[BEGIN EXCERPTED RECORDS]

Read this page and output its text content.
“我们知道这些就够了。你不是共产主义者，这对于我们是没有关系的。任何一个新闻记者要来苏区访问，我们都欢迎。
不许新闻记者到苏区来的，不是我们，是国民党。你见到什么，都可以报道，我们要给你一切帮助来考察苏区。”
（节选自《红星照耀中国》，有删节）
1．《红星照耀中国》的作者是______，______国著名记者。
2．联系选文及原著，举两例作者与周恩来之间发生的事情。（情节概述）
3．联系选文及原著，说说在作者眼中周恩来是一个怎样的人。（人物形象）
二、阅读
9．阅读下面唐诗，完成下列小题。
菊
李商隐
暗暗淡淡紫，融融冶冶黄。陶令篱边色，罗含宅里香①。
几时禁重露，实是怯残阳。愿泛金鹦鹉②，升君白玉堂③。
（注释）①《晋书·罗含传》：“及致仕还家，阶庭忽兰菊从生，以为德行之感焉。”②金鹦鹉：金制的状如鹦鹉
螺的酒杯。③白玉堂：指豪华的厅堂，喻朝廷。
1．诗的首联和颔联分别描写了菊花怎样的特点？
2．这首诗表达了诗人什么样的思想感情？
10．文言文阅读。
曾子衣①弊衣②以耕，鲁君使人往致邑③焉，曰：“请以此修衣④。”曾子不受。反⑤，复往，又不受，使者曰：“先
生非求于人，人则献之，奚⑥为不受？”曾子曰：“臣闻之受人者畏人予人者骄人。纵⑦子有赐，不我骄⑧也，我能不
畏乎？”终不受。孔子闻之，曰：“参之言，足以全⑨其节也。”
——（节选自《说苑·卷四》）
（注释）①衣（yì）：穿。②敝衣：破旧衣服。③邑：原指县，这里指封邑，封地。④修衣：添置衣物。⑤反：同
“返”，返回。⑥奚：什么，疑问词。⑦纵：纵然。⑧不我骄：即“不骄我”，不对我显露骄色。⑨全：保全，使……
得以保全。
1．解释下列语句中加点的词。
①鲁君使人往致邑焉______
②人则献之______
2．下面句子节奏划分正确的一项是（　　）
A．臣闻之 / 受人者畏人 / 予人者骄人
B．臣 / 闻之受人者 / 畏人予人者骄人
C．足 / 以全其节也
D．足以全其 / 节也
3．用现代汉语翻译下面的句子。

[END EXCERPTED RECORDS]

• _EXERCISE DESCRIPTION_:
From the material above, gather all lines that include the string "联系选文及原著" and copy them.

• _WRITTEN ANSWER_:
2．联系选文及原著，举两例作者与周恩来之间发生的事情。（情节概述）
3．联系选文及原著，说说在作者眼中周恩来是一个怎样的人。（人物形象）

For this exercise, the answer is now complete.